*EXCERPTED TEXT*
------------------------------------

- Centuries:: 16th; 17th; 18th; 19th; 20th;
- Decades:: 1710s; 1720s; 1730s; 1740s; 1750s;
- See also:: List of years in Scotland Timeline of Scottish history 1736 in: Great Britain • Wales • Elsewhere

= 1736 in Scotland =

Events from the year 1736 in Scotland.

== Incumbents ==

- Secretary of State for Scotland: vacant

=== Law officers ===
- Lord Advocate – Duncan Forbes
- Solicitor General for Scotland – Charles Erskine

=== Judiciary ===
- Lord President of the Court of Session – Lord North Berwick
- Lord Justice General – Lord Ilay
- Lord Justice Clerk – Lord Milton

== Events ==
- 10 January – emigrants from the Scottish Highlands arrive in North America on the Prince of Wales to establish the defensive town of Darien, Georgia, originally called New Inverness, among them being Lachlan McGillivray, Lachlan McIntosh and other members of the Clan Mackintosh.

------------------------------------

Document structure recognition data
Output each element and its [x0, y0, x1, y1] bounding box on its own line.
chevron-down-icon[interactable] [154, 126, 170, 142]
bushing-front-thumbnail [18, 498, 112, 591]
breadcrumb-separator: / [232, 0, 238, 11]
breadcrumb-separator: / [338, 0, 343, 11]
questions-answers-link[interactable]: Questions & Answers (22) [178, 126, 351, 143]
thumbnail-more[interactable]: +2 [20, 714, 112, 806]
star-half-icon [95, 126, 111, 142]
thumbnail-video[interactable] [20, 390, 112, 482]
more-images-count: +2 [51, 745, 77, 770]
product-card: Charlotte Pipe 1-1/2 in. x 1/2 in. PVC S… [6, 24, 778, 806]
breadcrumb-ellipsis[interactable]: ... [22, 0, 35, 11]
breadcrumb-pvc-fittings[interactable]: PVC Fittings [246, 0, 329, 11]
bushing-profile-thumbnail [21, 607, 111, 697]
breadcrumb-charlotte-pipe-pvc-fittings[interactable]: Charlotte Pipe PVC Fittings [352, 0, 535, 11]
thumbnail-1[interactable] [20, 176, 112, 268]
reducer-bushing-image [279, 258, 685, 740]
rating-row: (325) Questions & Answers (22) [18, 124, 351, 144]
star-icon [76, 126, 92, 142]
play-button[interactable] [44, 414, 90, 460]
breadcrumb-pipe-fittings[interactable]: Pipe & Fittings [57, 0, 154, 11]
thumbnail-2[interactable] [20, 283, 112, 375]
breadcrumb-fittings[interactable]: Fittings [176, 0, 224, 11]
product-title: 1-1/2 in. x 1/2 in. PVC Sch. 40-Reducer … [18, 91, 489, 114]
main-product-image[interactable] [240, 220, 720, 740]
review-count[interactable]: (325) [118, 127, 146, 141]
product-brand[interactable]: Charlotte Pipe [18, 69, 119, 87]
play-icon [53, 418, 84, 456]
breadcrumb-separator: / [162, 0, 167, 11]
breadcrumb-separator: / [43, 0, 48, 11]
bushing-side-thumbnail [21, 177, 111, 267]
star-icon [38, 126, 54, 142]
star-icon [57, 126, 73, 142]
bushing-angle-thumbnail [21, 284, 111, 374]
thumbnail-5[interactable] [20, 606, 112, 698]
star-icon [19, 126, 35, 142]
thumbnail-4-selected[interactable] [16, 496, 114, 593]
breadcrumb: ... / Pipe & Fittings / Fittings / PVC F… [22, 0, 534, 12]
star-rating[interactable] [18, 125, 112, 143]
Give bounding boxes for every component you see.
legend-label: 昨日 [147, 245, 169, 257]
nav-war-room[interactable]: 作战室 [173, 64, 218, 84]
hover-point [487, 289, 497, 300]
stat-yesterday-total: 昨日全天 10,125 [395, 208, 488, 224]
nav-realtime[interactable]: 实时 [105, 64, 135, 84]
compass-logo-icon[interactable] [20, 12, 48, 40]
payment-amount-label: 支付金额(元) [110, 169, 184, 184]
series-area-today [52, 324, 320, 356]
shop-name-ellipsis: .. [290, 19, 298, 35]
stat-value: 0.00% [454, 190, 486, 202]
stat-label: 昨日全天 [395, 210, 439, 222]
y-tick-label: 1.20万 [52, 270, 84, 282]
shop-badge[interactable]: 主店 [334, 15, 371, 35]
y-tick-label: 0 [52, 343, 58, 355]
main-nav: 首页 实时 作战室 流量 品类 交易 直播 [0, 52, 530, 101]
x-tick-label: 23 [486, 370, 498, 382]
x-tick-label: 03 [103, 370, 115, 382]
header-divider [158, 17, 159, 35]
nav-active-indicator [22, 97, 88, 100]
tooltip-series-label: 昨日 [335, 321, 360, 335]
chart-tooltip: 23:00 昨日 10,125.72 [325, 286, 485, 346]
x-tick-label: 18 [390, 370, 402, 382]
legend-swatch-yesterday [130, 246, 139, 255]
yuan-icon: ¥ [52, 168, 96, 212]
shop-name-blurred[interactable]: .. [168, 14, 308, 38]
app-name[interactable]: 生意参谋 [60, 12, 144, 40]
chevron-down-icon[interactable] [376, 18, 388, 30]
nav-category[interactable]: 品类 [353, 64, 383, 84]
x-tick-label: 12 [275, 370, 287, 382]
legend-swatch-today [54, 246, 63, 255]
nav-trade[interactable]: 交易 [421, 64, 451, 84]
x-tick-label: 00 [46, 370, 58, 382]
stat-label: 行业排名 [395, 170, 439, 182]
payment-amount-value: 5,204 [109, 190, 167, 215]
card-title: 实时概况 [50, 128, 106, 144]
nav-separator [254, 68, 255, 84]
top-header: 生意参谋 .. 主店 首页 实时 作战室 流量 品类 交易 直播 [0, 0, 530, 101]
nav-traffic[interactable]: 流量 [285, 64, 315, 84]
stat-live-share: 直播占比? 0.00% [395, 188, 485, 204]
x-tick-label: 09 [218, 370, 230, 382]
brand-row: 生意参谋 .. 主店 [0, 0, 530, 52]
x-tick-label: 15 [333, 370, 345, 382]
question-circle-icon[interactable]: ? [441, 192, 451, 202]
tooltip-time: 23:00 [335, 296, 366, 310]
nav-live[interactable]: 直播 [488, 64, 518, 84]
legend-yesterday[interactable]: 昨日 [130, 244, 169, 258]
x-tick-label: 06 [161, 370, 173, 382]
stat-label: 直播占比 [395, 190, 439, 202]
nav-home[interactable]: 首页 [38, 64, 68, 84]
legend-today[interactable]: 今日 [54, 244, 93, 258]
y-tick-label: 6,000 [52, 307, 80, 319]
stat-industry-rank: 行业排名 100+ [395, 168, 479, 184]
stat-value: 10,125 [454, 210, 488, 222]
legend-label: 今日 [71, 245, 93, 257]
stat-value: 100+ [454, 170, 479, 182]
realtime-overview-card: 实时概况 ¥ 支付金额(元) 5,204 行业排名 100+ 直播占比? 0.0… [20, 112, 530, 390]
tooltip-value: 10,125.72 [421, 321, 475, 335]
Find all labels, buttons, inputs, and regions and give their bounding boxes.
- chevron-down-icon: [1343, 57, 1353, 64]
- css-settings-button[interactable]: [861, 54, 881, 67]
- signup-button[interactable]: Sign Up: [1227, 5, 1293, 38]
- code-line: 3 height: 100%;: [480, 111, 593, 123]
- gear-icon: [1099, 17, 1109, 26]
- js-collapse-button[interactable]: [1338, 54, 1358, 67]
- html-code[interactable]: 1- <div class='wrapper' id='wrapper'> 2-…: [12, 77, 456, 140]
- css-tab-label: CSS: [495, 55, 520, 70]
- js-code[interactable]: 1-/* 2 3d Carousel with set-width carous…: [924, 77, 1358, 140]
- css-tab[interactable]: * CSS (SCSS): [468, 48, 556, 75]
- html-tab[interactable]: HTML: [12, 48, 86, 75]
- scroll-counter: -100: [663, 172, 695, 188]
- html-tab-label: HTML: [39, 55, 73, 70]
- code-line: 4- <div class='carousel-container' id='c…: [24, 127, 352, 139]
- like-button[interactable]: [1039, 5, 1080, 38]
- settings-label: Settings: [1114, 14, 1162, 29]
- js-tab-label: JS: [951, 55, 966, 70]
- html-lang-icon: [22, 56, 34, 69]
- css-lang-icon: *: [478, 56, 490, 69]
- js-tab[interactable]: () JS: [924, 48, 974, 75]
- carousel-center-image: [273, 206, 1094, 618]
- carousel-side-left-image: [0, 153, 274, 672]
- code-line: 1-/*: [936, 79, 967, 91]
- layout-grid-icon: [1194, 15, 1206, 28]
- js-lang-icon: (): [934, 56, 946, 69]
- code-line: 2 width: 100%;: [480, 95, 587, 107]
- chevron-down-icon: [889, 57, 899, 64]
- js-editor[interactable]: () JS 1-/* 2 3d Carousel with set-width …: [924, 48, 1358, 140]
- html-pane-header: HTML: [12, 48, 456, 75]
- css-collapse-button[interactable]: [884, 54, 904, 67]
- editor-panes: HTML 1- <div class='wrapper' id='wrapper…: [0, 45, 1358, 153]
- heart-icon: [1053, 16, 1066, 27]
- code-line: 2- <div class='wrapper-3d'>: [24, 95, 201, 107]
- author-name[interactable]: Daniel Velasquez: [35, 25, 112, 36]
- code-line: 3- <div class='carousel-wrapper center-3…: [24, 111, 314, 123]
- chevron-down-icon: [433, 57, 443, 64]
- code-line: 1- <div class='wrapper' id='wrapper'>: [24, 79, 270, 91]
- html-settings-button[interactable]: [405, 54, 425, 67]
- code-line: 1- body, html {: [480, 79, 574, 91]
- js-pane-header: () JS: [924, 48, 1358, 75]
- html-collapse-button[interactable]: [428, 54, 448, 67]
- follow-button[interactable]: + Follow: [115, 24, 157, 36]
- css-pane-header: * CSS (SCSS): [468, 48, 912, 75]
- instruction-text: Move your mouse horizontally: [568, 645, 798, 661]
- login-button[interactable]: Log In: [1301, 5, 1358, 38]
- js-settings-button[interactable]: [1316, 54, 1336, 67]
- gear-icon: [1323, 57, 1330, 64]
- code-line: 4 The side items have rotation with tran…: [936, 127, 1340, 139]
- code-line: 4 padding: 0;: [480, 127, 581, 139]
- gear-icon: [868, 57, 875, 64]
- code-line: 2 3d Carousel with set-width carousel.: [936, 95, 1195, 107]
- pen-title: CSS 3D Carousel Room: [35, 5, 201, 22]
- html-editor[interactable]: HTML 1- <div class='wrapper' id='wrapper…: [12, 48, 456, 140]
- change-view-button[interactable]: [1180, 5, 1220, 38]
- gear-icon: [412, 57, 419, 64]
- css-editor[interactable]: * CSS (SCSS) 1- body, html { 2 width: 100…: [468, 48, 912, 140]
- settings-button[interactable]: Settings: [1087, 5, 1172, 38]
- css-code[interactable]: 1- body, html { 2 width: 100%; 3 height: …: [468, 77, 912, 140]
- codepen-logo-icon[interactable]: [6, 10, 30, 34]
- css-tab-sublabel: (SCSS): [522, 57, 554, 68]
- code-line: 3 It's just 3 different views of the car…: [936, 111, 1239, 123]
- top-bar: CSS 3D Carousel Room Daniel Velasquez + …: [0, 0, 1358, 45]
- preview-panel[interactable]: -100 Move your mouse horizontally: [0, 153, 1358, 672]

------------------------------------

*EXPLORE THE MATERIAL*
[a] Write out the page on 1736 in Scotland exactly, from "- Centuries:: 16th;" down to "1736 in Scotland.".
[b] According to the page on 1736 in Scotland, why did the emigrants from the Scottish Highlands arrive in North America on 10 January? Answer in one to three sentences.
[c] List every person named as an office holder under "Law officers" and "Judiciary" on the page on 1736 in Scotland, each with the office held.

*OUTPUTS IN ORDER*
[a]
- Centuries:: 16th; 17th; 18th; 19th; 20th;
- Decades:: 1710s; 1720s; 1730s; 1740s; 1750s;
- See also:: List of years in Scotland Timeline of Scottish history 1736 in: Great Britain • Wales • Elsewhere

= 1736 in Scotland =

Events from the year 1736 in Scotland.

[b] They came to establish the defensive town of Darien, Georgia, which was originally called New Inverness.

[c]
- Duncan Forbes: Lord Advocate
- Charles Erskine: Solicitor General for Scotland
- Lord North Berwick: Lord President of the Court of Session
- Lord Ilay: Lord Justice General
- Lord Milton: Lord Justice Clerk